Stored data entries
···

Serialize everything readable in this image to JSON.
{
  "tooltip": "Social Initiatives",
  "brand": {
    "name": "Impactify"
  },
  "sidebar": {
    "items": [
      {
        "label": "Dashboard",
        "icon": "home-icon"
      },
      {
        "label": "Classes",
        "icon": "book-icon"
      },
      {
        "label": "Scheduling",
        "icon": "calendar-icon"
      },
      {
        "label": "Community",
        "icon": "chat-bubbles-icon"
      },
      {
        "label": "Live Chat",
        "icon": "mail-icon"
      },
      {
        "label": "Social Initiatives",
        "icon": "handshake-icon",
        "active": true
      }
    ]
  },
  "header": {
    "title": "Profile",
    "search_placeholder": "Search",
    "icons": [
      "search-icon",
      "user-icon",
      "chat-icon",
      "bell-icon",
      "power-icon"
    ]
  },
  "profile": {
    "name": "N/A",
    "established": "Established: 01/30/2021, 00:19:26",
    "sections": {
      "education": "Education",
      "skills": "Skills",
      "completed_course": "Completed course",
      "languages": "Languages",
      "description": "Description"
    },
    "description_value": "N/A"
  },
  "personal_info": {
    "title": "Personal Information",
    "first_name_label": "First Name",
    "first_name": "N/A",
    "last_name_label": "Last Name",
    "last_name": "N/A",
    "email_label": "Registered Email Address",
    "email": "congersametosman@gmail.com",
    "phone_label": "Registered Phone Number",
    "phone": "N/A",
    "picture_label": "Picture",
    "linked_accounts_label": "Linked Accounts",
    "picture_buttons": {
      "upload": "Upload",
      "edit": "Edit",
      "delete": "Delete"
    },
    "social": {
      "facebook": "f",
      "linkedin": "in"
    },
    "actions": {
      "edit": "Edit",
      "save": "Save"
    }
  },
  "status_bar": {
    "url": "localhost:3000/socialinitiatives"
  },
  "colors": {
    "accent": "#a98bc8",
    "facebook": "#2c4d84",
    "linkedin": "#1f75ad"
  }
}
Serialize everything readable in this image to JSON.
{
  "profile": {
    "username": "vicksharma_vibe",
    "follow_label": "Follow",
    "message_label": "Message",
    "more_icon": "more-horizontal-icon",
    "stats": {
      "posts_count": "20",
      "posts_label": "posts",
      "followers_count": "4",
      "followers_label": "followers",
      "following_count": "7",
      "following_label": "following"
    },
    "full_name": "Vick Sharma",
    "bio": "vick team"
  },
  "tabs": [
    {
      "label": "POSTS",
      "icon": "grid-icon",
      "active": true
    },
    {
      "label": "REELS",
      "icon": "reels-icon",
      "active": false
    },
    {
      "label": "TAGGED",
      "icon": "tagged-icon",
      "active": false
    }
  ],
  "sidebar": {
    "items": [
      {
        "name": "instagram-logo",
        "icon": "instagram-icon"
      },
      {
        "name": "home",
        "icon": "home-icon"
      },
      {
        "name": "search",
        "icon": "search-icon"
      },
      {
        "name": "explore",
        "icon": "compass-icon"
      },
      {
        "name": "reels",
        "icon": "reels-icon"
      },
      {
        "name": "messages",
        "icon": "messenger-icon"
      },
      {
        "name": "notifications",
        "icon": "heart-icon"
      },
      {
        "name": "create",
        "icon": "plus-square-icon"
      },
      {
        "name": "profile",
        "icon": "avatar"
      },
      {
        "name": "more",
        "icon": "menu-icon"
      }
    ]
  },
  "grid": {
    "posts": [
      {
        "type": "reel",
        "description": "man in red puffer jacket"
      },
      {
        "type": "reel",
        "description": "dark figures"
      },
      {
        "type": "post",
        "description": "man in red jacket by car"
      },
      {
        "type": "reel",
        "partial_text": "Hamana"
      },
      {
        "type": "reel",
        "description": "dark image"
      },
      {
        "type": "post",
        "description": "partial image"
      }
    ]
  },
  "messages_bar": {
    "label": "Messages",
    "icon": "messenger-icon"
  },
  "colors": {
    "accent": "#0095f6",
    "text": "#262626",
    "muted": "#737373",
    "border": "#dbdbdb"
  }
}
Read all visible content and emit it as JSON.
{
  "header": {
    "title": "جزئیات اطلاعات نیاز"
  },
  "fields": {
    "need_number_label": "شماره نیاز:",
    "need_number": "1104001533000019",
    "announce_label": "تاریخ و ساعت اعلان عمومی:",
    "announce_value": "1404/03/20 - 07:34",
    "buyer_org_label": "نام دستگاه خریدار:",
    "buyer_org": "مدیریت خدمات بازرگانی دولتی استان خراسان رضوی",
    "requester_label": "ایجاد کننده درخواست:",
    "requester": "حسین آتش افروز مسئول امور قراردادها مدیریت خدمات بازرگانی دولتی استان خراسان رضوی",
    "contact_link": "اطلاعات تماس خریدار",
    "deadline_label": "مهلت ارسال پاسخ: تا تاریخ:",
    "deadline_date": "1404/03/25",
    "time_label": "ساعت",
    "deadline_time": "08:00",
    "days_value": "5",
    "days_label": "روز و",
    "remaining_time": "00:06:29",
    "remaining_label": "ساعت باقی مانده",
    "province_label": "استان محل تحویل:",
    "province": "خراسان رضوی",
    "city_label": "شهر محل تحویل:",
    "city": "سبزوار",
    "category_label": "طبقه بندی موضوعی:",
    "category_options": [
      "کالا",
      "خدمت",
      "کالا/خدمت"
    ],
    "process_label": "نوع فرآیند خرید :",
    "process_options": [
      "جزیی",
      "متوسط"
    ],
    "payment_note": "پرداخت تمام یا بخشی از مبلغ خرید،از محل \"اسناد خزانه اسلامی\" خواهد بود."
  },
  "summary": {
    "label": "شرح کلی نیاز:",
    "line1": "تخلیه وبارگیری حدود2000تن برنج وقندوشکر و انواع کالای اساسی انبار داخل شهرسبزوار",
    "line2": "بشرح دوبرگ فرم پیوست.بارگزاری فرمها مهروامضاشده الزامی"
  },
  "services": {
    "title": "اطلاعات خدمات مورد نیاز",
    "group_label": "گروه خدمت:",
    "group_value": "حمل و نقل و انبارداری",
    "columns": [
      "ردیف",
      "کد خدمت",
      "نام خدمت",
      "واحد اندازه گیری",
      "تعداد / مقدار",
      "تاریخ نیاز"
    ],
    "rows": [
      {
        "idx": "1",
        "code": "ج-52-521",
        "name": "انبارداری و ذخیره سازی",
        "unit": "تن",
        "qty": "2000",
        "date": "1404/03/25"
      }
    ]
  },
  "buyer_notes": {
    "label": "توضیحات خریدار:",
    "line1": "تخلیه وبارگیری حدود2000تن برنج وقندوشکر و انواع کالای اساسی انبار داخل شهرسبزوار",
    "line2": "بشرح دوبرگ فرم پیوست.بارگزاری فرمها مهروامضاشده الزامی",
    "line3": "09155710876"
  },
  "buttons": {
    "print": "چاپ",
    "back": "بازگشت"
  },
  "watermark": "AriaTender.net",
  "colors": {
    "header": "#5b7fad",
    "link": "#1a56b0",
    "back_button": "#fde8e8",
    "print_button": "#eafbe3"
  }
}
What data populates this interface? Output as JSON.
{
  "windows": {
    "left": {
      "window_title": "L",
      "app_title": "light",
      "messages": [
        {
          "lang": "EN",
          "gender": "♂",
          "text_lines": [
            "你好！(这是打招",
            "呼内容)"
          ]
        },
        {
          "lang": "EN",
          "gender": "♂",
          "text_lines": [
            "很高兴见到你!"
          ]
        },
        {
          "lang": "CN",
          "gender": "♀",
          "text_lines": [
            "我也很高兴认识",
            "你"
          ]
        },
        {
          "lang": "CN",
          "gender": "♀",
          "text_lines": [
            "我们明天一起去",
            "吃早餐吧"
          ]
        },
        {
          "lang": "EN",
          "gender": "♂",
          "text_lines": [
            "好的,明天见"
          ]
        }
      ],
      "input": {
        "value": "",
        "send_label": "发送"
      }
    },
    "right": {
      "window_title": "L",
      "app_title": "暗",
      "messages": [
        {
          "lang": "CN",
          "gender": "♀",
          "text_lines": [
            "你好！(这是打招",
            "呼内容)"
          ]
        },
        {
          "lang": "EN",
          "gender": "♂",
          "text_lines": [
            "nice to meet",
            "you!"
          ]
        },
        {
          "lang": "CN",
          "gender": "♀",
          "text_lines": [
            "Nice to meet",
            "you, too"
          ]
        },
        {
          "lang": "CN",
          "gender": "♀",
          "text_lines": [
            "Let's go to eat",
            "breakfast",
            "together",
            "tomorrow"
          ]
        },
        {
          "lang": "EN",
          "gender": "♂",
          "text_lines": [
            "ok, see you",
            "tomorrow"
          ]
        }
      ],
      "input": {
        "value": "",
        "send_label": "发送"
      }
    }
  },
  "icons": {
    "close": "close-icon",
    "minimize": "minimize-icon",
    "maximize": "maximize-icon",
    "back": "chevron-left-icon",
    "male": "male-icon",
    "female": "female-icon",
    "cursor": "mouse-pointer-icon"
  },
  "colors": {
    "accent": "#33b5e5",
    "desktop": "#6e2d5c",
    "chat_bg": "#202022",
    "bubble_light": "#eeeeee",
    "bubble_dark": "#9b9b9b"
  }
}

···

Return every line of the preceding records in which the word "خراسان" appears.

    "buyer_org": "مدیریت خدمات بازرگانی دولتی استان خراسان رضوی",
    "requester": "حسین آتش افروز مسئول امور قراردادها مدیریت خدمات بازرگانی دولتی استان خراسان رضوی",
    "province": "خراسان رضوی",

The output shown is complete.